## [Supplied records]
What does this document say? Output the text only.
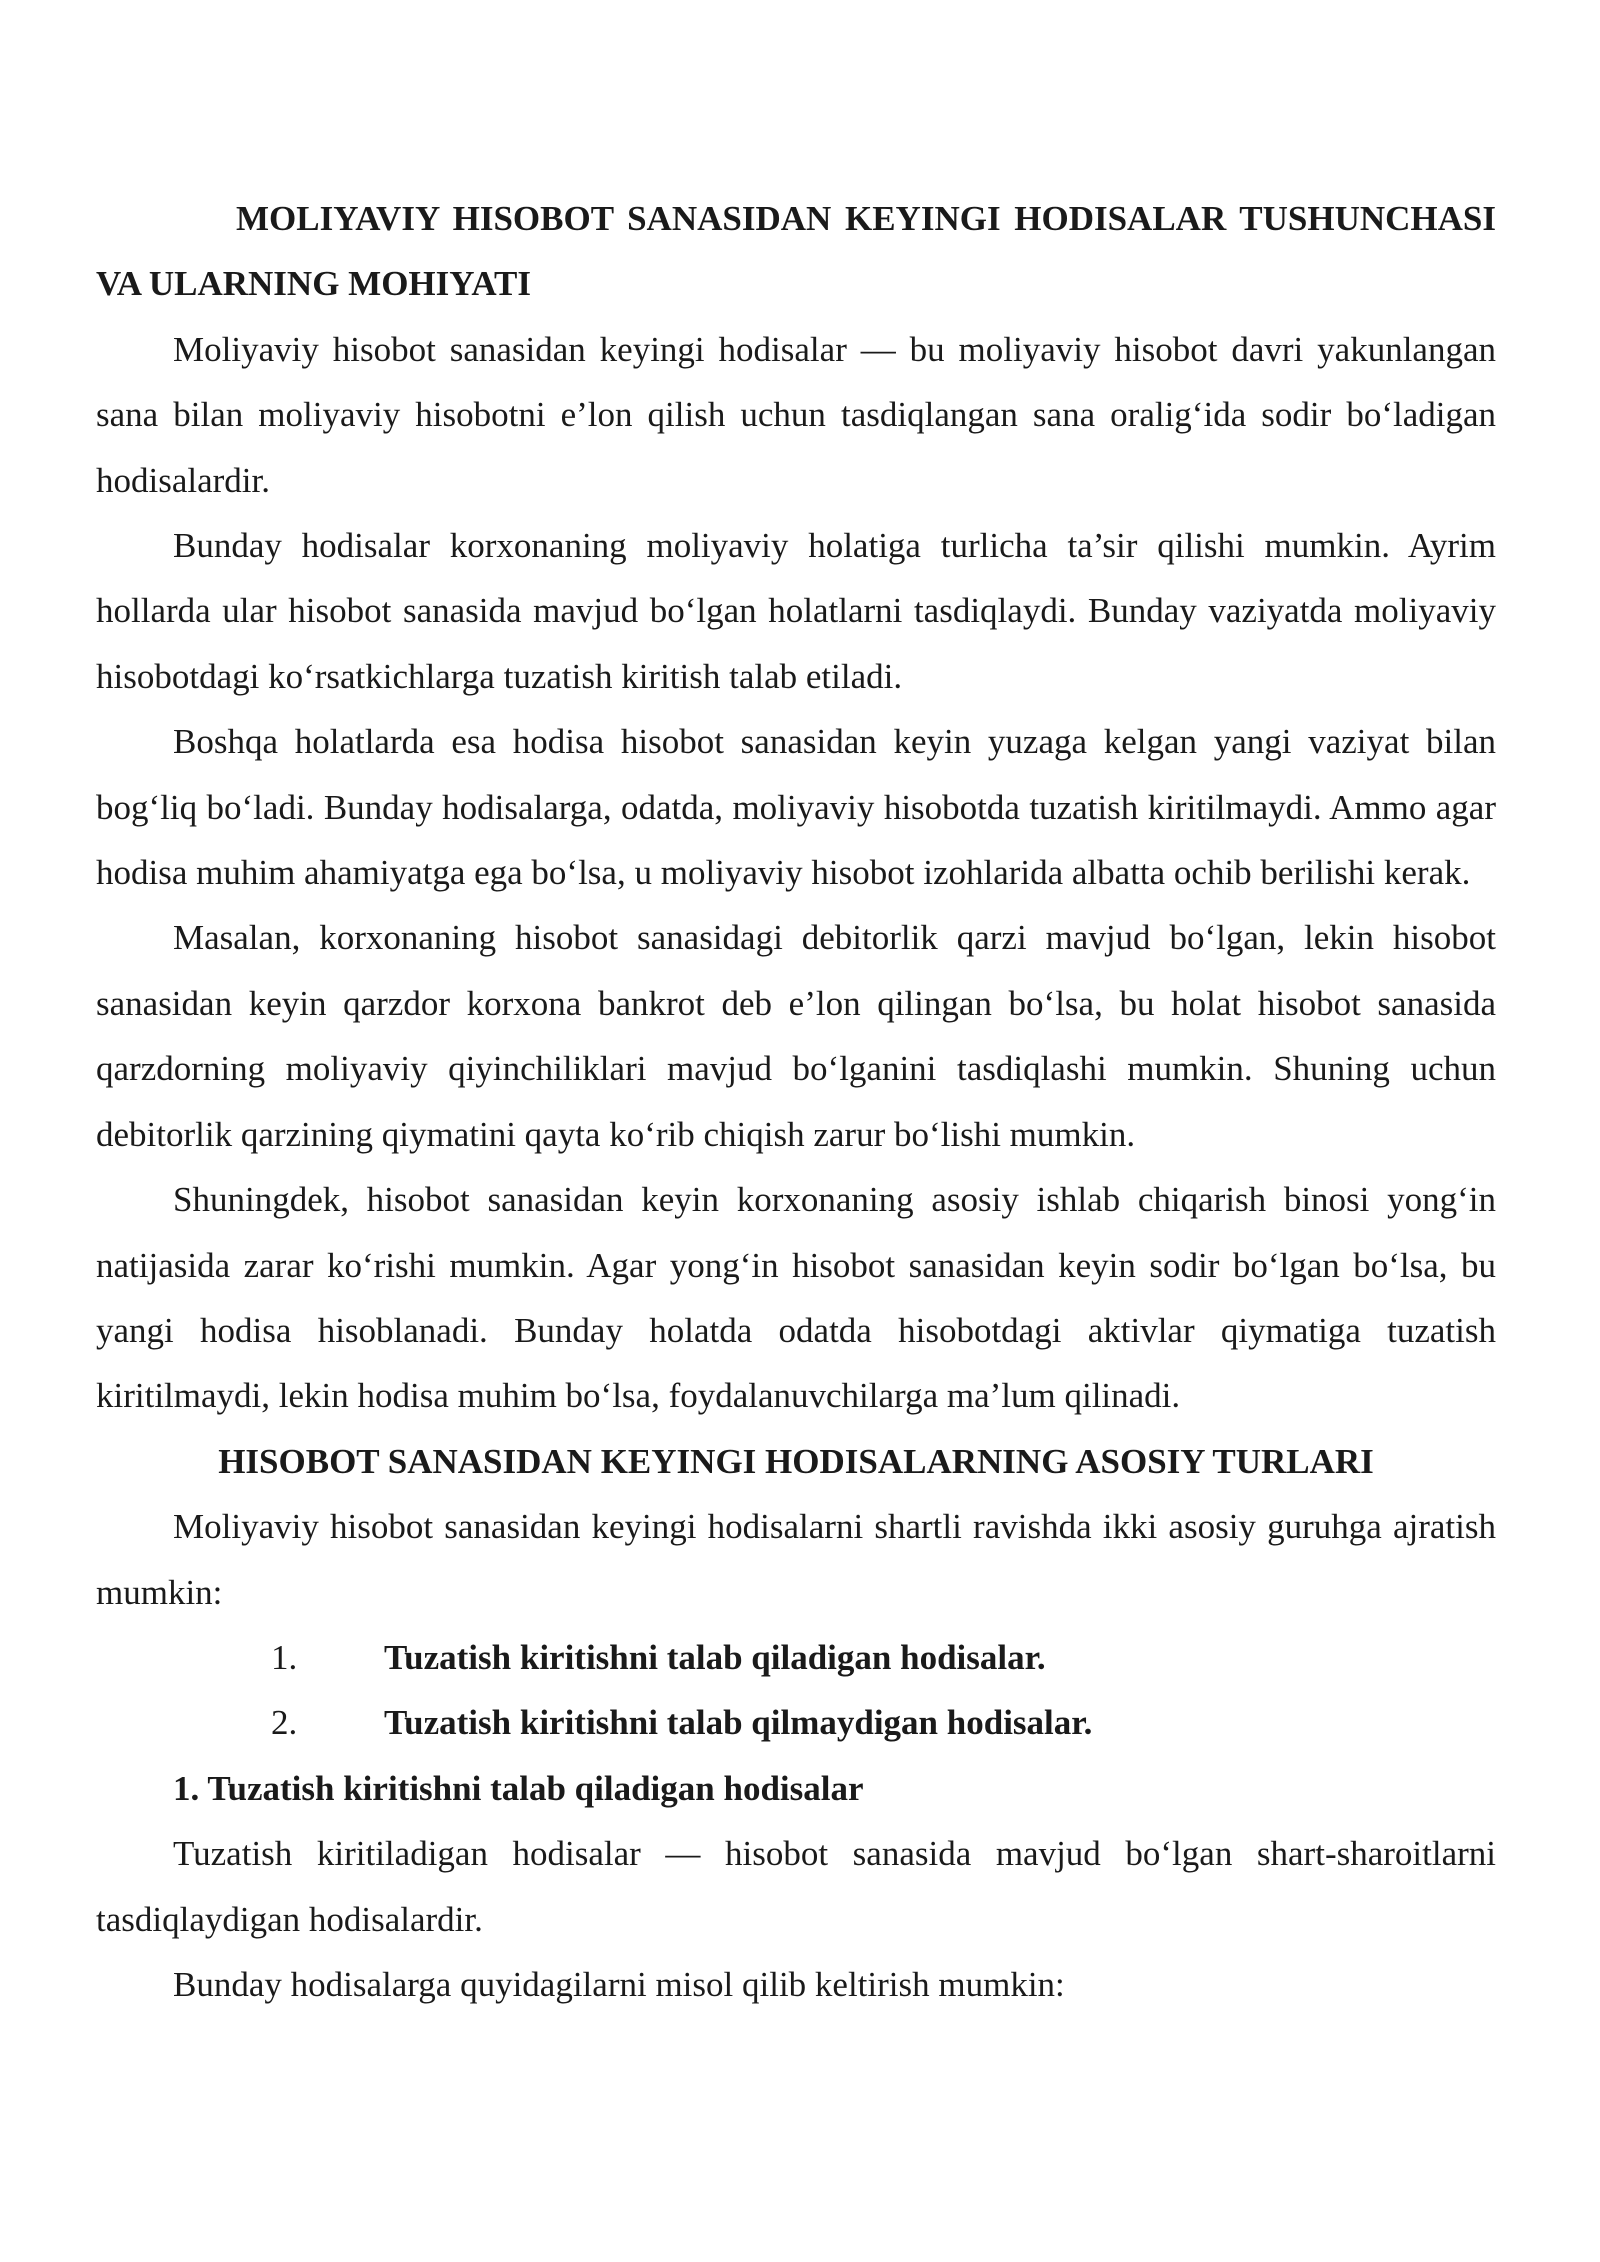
MOLIYAVIY HISOBOT SANASIDAN KEYINGI HODISALAR TUSHUNCHASI VA ULARNING MOHIYATI

Moliyaviy hisobot sanasidan keyingi hodisalar — bu moliyaviy hisobot davri yakunlangan sana bilan moliyaviy hisobotni e’lon qilish uchun tasdiqlangan sana oralig‘ida sodir bo‘ladigan hodisalardir.

Bunday hodisalar korxonaning moliyaviy holatiga turlicha ta’sir qilishi mumkin. Ayrim hollarda ular hisobot sanasida mavjud bo‘lgan holatlarni tasdiqlaydi. Bunday vaziyatda moliyaviy hisobotdagi ko‘rsatkichlarga tuzatish kiritish talab etiladi.

Boshqa holatlarda esa hodisa hisobot sanasidan keyin yuzaga kelgan yangi vaziyat bilan bog‘liq bo‘ladi. Bunday hodisalarga, odatda, moliyaviy hisobotda tuzatish kiritilmaydi. Ammo agar hodisa muhim ahamiyatga ega bo‘lsa, u moliyaviy hisobot izohlarida albatta ochib berilishi kerak.

Masalan, korxonaning hisobot sanasidagi debitorlik qarzi mavjud bo‘lgan, lekin hisobot sanasidan keyin qarzdor korxona bankrot deb e’lon qilingan bo‘lsa, bu holat hisobot sanasida qarzdorning moliyaviy qiyinchiliklari mavjud bo‘lganini tasdiqlashi mumkin. Shuning uchun debitorlik qarzining qiymatini qayta ko‘rib chiqish zarur bo‘lishi mumkin.

Shuningdek, hisobot sanasidan keyin korxonaning asosiy ishlab chiqarish binosi yong‘in natijasida zarar ko‘rishi mumkin. Agar yong‘in hisobot sanasidan keyin sodir bo‘lgan bo‘lsa, bu yangi hodisa hisoblanadi. Bunday holatda odatda hisobotdagi aktivlar qiymatiga tuzatish kiritilmaydi, lekin hodisa muhim bo‘lsa, foydalanuvchilarga ma’lum qilinadi.

HISOBOT SANASIDAN KEYINGI HODISALARNING ASOSIY TURLARI

Moliyaviy hisobot sanasidan keyingi hodisalarni shartli ravishda ikki asosiy guruhga ajratish mumkin:

1.	Tuzatish kiritishni talab qiladigan hodisalar.
2.	Tuzatish kiritishni talab qilmaydigan hodisalar.

1. Tuzatish kiritishni talab qiladigan hodisalar

Tuzatish kiritiladigan hodisalar — hisobot sanasida mavjud bo‘lgan shart-sharoitlarni tasdiqlaydigan hodisalardir.

Bunday hodisalarga quyidagilarni misol qilib keltirish mumkin:
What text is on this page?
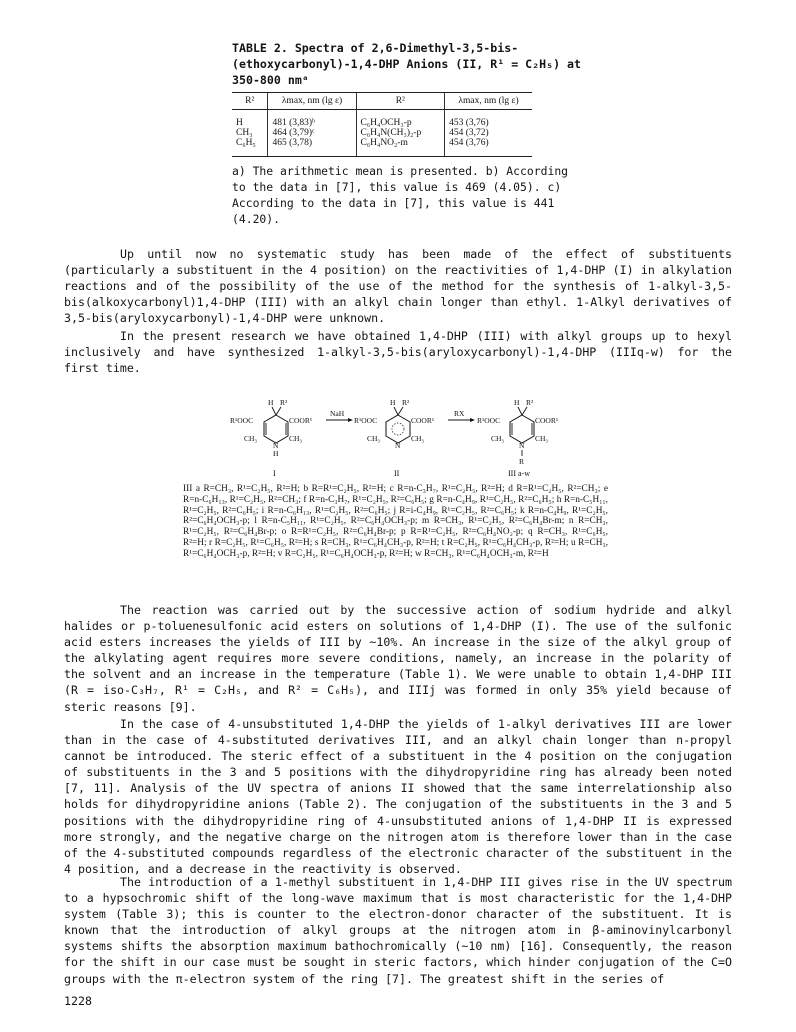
TABLE 2. Spectra of 2,6-Dimethyl-3,5-bis-(ethoxycarbonyl)-1,4-DHP Anions (II, R¹ = C₂H₅) at 350-800 nmᵃ
R²	λmax, nm (lg ε)	R²	λmax, nm (lg ε)
H	481 (3,83)ᵇ	C₆H₄OCH₃-p	453 (3,76)
CH₃	464 (3,79)ᶜ	C₆H₄N(CH₃)₂-p	454 (3,72)
C₆H₅	465 (3,78)	C₆H₄NO₂-m	454 (3,76)
a) The arithmetic mean is presented. b) According to the data in [7], this value is 469 (4.05). c) According to the data in [7], this value is 441 (4.20).
Up until now no systematic study has been made of the effect of substituents (particularly a substituent in the 4 position) on the reactivities of 1,4-DHP (I) in alkylation reactions and of the possibility of the use of the method for the synthesis of 1-alkyl-3,5-bis(alkoxycarbonyl)1,4-DHP (III) with an alkyl chain longer than ethyl. 1-Alkyl derivatives of 3,5-bis(aryloxycarbonyl)-1,4-DHP were unknown.
In the present research we have obtained 1,4-DHP (III) with alkyl groups up to hexyl inclusively and have synthesized 1-alkyl-3,5-bis(aryloxycarbonyl)-1,4-DHP (IIIq-w) for the first time.
H R²
R¹OOC	COOR¹
CH₃	CH₃
N
H
I
NaH
H R²
R¹OOC	COOR¹
CH₃	CH₃
N
II
RX
H R²
R¹OOC	COOR¹
CH₃	CH₃
N
R
III a-w
III a R=CH₃, R¹=C₂H₅, R²=H; b R=R¹=C₂H₅, R²=H; c R=n-C₃H₇, R¹=C₂H₅, R²=H; d R=R¹=C₂H₅, R²=CH₃; e R=n-C₆H₁₃, R¹=C₂H₅, R²=CH₃; f R=n-C₃H₇, R¹=C₂H₅, R²=C₆H₅; g R=n-C₄H₉, R¹=C₂H₅, R²=C₆H₅; h R=n-C₅H₁₁, R¹=C₂H₅, R²=C₆H₅; i R=n-C₆H₁₃, R¹=C₂H₅, R²=C₆H₅; j R=i-C₄H₉, R¹=C₂H₅, R²=C₆H₅; k R=n-C₄H₉, R¹=C₂H₅, R²=C₆H₄OCH₃-p; l R=n-C₅H₁₁, R¹=C₂H₅, R²=C₆H₄OCH₃-p; m R=CH₃, R¹=C₂H₅, R²=C₆H₄Br-m; n R=CH₃, R¹=C₂H₅, R²=C₆H₄Br-p; o R=R¹=C₂H₅, R²=C₆H₄Br-p; p R=R¹=C₂H₅, R²=C₆H₄NO₂-p; q R=CH₃, R¹=C₆H₅, R²=H; r R=C₂H₅, R¹=C₆H₅, R²=H; s R=CH₃, R¹=C₆H₄CH₃-p, R²=H; t R=C₂H₅, R¹=C₆H₄CH₃-p, R²=H; u R=CH₃, R¹=C₆H₄OCH₃-p, R²=H; v R=C₂H₅, R¹=C₆H₄OCH₃-p, R²=H; w R=CH₃, R¹=C₆H₄OCH₃-m, R²=H
The reaction was carried out by the successive action of sodium hydride and alkyl halides or p-toluenesulfonic acid esters on solutions of 1,4-DHP (I). The use of the sulfonic acid esters increases the yields of III by ~10%. An increase in the size of the alkyl group of the alkylating agent requires more severe conditions, namely, an increase in the polarity of the solvent and an increase in the temperature (Table 1). We were unable to obtain 1,4-DHP III (R = iso-C₃H₇, R¹ = C₂H₅, and R² = C₆H₅), and IIIj was formed in only 35% yield because of steric reasons [9].
In the case of 4-unsubstituted 1,4-DHP the yields of 1-alkyl derivatives III are lower than in the case of 4-substituted derivatives III, and an alkyl chain longer than n-propyl cannot be introduced. The steric effect of a substituent in the 4 position on the conjugation of substituents in the 3 and 5 positions with the dihydropyridine ring has already been noted [7, 11]. Analysis of the UV spectra of anions II showed that the same interrelationship also holds for dihydropyridine anions (Table 2). The conjugation of the substituents in the 3 and 5 positions with the dihydropyridine ring of 4-unsubstituted anions of 1,4-DHP II is expressed more strongly, and the negative charge on the nitrogen atom is therefore lower than in the case of the 4-substituted compounds regardless of the electronic character of the substituent in the 4 position, and a decrease in the reactivity is observed.
The introduction of a 1-methyl substituent in 1,4-DHP III gives rise in the UV spectrum to a hypsochromic shift of the long-wave maximum that is most characteristic for the 1,4-DHP system (Table 3); this is counter to the electron-donor character of the substituent. It is known that the introduction of alkyl groups at the nitrogen atom in β-aminovinylcarbonyl systems shifts the absorption maximum bathochromically (~10 nm) [16]. Consequently, the reason for the shift in our case must be sought in steric factors, which hinder conjugation of the C=O groups with the π-electron system of the ring [7]. The greatest shift in the series of
1228
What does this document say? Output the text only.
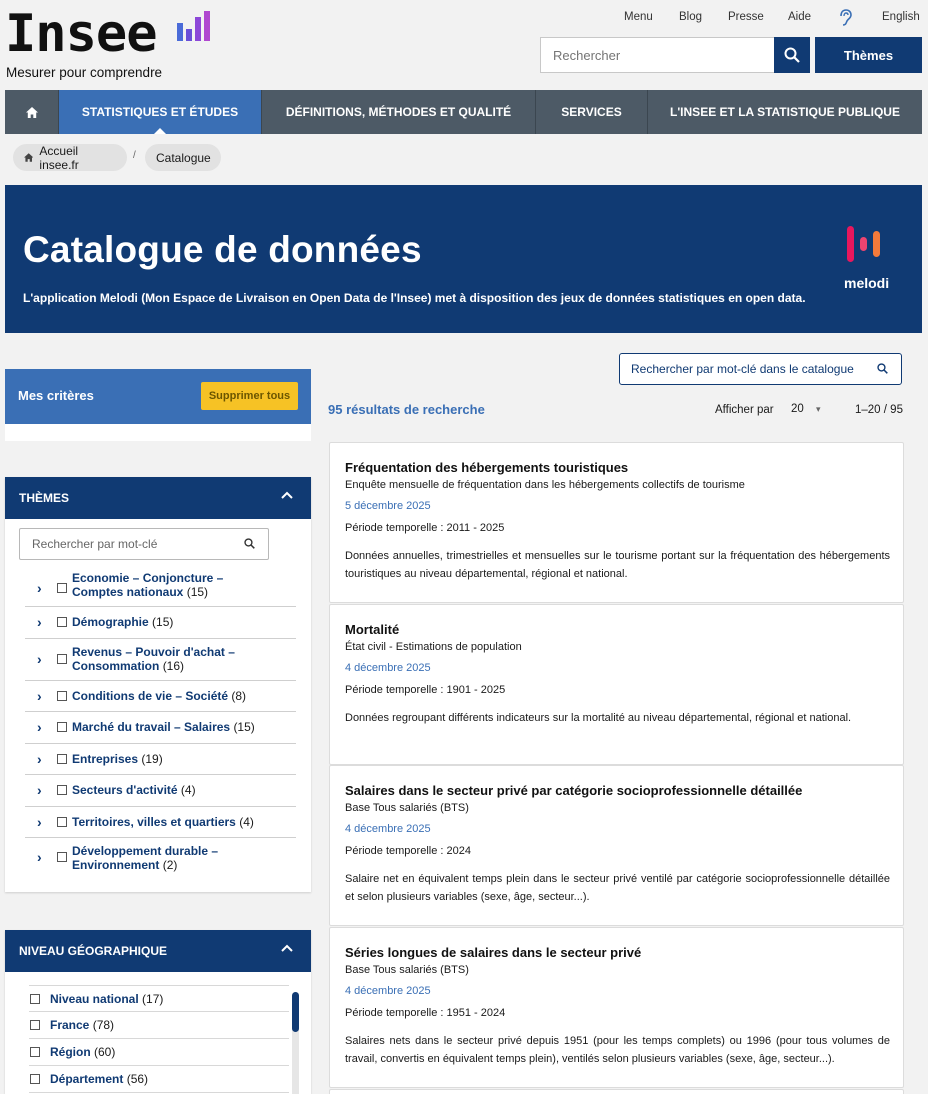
Insee
Mesurer pour comprendre
Menu Blog Presse Aide	English
Rechercher
Thèmes
STATISTIQUES ET ÉTUDES	DÉFINITIONS, MÉTHODES ET QUALITÉ	SERVICES	L'INSEE ET LA STATISTIQUE PUBLIQUE
Accueil insee.fr
/ Catalogue
Catalogue de données
L'application Melodi (Mon Espace de Livraison en Open Data de l'Insee) met à disposition des jeux de données statistiques en open data.
melodi
Mes critères	Supprimer tous
THÈMES
Rechercher par mot-clé
›
Economie – Conjoncture – Comptes nationaux (15)
›	Démographie (15)
›	Revenus – Pouvoir d'achat – Consommation (16)
›	Conditions de vie – Société (8)
›	Marché du travail – Salaires (15)
›	Entreprises (19)
›	Secteurs d'activité (4)
›	Territoires, villes et quartiers (4)
›	Développement durable – Environnement (2)
NIVEAU GÉOGRAPHIQUE
Niveau national (17)
France (78)
Région (60)
Département (56)
Rechercher par mot-clé dans le catalogue
95 résultats de recherche	Afficher par 20 ▾	1–20 / 95
Fréquentation des hébergements touristiques
Enquête mensuelle de fréquentation dans les hébergements collectifs de tourisme
5 décembre 2025
Période temporelle : 2011 - 2025
Données annuelles, trimestrielles et mensuelles sur le tourisme portant sur la fréquentation des hébergements touristiques au niveau départemental, régional et national.
Mortalité
État civil - Estimations de population
4 décembre 2025
Période temporelle : 1901 - 2025
Données regroupant différents indicateurs sur la mortalité au niveau départemental, régional et national.
Salaires dans le secteur privé par catégorie socioprofessionnelle détaillée
Base Tous salariés (BTS)
4 décembre 2025
Période temporelle : 2024
Salaire net en équivalent temps plein dans le secteur privé ventilé par catégorie socioprofessionnelle détaillée et selon plusieurs variables (sexe, âge, secteur...).
Séries longues de salaires dans le secteur privé
Base Tous salariés (BTS)
4 décembre 2025
Période temporelle : 1951 - 2024
Salaires nets dans le secteur privé depuis 1951 (pour les temps complets) ou 1996 (pour tous volumes de travail, convertis en équivalent temps plein), ventilés selon plusieurs variables (sexe, âge, secteur...).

## [Your objective]
Report how many lines in the listing above include the word "qiladigan". Give nothing but the number.

## [Problem solution]
2